### WHAT IS EXPECTED
Wherever "content" appears in a line, copy that line.

### RECORDS FOR PROCESSING
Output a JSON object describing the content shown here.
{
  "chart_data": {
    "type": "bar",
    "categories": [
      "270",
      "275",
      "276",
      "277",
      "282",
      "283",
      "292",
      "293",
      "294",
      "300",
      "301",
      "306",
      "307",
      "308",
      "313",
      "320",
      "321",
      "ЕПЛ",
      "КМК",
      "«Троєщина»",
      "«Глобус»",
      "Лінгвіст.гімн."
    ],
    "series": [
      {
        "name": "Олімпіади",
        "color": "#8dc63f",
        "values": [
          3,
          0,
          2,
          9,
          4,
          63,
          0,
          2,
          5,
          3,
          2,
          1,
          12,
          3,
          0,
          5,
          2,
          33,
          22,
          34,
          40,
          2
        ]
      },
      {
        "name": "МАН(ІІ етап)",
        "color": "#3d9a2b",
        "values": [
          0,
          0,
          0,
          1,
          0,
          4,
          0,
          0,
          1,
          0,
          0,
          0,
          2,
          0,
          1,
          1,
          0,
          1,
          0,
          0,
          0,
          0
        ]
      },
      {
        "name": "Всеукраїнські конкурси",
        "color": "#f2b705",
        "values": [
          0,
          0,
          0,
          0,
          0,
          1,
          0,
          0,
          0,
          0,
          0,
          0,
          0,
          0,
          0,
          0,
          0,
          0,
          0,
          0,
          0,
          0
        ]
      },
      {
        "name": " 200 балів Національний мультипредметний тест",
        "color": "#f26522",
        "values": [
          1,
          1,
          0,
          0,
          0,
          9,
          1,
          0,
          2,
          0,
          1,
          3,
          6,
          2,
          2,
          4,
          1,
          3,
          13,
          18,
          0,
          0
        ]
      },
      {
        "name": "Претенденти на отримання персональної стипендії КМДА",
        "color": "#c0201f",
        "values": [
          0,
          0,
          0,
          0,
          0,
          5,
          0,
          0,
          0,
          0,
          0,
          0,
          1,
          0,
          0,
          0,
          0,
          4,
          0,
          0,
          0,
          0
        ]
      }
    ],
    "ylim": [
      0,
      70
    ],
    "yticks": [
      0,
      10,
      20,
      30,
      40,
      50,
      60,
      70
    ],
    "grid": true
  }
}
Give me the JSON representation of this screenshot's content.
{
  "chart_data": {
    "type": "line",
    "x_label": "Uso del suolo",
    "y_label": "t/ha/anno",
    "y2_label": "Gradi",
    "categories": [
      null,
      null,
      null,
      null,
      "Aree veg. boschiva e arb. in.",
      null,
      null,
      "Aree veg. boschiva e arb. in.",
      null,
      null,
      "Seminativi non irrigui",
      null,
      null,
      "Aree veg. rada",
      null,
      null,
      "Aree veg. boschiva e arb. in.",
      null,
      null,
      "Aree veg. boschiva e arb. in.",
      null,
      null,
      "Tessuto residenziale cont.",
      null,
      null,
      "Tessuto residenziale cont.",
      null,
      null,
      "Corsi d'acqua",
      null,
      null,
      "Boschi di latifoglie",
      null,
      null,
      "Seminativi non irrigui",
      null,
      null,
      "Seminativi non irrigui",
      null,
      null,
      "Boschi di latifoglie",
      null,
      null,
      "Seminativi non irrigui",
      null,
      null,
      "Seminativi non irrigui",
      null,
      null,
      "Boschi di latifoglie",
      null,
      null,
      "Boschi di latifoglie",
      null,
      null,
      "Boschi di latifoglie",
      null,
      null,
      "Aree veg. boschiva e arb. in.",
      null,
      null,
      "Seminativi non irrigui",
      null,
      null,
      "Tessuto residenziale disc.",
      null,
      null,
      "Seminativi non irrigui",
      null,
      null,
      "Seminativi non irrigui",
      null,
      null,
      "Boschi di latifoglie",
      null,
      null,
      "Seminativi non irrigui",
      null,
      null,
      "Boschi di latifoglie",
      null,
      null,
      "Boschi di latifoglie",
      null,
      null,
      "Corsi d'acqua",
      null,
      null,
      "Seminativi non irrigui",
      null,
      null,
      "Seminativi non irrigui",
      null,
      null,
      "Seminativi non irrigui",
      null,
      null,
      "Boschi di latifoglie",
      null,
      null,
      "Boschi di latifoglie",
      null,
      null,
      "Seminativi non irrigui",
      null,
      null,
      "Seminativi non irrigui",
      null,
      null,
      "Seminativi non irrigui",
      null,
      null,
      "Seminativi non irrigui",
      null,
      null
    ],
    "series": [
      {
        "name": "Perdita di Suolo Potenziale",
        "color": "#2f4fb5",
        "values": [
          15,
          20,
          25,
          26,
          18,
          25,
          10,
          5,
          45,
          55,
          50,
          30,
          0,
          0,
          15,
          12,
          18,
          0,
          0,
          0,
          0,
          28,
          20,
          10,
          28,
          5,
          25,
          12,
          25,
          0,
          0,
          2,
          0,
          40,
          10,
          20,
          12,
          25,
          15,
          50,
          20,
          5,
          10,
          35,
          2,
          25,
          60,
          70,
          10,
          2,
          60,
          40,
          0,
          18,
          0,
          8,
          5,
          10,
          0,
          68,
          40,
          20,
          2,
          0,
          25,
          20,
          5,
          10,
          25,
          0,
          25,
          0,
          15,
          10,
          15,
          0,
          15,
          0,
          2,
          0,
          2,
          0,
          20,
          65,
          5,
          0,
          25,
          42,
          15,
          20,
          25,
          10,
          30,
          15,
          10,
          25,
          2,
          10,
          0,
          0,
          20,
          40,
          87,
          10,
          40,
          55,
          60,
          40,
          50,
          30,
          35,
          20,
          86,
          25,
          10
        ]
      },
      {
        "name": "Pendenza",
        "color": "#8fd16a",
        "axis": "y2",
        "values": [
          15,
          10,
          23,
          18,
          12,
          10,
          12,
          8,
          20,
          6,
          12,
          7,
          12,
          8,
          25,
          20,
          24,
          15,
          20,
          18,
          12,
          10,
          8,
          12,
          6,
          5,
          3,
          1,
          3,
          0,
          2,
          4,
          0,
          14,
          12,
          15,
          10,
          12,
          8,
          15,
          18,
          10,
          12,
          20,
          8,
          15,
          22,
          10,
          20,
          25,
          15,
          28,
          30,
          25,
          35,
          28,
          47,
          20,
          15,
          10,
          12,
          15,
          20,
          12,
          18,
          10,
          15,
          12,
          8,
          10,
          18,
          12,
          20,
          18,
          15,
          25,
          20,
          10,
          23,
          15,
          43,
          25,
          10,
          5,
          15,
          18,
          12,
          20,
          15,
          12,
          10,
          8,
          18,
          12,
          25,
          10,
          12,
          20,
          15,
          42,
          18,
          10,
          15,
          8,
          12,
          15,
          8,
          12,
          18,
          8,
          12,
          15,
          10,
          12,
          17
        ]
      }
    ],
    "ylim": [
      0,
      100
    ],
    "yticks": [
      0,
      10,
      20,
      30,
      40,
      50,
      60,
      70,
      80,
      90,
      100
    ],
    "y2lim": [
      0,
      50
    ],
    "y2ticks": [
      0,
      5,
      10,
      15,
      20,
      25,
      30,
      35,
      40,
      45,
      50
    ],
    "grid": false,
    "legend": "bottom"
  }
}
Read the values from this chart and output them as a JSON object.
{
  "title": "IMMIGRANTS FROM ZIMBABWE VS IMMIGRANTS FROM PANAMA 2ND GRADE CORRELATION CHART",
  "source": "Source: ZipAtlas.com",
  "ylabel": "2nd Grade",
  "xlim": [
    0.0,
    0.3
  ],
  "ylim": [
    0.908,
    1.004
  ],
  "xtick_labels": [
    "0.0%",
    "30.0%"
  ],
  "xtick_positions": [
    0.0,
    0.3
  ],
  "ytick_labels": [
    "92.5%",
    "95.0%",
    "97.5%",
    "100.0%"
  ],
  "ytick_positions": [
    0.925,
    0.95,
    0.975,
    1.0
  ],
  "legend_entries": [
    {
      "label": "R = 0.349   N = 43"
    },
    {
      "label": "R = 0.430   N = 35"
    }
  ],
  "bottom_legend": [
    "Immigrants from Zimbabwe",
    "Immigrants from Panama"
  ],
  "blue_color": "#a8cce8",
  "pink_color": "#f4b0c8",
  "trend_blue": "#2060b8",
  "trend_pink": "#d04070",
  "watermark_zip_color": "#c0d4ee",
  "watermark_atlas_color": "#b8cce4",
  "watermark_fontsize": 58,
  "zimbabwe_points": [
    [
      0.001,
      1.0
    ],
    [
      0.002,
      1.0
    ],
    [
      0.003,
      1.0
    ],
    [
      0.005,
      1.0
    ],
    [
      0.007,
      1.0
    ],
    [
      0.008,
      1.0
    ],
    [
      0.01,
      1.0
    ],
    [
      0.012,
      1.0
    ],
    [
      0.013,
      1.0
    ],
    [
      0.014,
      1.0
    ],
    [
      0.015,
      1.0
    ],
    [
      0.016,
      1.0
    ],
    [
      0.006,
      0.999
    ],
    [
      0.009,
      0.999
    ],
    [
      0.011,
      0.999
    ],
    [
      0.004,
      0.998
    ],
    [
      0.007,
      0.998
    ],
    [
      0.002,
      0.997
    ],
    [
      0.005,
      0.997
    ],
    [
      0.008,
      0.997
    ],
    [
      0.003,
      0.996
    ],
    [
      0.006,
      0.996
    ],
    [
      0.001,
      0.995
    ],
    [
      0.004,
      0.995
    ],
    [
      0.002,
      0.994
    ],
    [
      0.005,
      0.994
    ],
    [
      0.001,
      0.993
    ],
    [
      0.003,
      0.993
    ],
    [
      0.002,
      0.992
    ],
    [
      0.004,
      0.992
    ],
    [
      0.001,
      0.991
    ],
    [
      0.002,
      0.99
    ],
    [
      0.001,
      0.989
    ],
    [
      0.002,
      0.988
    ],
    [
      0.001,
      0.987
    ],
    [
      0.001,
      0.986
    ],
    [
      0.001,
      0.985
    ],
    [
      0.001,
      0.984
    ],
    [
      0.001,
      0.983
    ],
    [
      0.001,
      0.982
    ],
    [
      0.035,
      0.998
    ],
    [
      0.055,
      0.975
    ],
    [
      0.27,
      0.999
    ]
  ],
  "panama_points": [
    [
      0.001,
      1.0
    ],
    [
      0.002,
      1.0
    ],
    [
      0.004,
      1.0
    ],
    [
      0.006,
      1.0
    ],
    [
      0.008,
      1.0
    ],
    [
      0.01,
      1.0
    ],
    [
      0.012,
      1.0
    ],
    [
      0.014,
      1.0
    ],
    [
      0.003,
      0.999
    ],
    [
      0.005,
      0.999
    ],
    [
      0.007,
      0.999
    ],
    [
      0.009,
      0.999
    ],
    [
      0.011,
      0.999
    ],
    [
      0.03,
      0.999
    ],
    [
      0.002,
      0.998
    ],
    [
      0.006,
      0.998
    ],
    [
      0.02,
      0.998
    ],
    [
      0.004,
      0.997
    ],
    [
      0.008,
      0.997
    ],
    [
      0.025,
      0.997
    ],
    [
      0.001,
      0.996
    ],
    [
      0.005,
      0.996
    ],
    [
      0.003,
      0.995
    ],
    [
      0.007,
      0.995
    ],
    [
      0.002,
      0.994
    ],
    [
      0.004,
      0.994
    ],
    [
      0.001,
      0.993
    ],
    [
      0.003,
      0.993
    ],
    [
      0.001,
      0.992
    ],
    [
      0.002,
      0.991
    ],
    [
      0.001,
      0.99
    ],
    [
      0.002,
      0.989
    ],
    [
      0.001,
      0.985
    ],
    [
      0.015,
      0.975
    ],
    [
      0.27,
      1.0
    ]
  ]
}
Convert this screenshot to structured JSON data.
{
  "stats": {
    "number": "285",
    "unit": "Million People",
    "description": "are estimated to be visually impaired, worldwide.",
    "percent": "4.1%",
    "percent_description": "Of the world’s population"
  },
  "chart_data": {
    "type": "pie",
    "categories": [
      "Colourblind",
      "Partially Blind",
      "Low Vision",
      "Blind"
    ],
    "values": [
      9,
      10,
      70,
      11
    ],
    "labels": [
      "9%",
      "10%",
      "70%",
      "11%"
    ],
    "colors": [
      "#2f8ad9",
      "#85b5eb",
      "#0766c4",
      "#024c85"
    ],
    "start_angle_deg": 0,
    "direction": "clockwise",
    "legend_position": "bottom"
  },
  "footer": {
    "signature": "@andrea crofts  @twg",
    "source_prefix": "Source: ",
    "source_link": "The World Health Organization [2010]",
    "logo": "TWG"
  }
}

### REPLY
Output a JSON object describing the content shown here.
Give me the JSON representation of this screenshot's content.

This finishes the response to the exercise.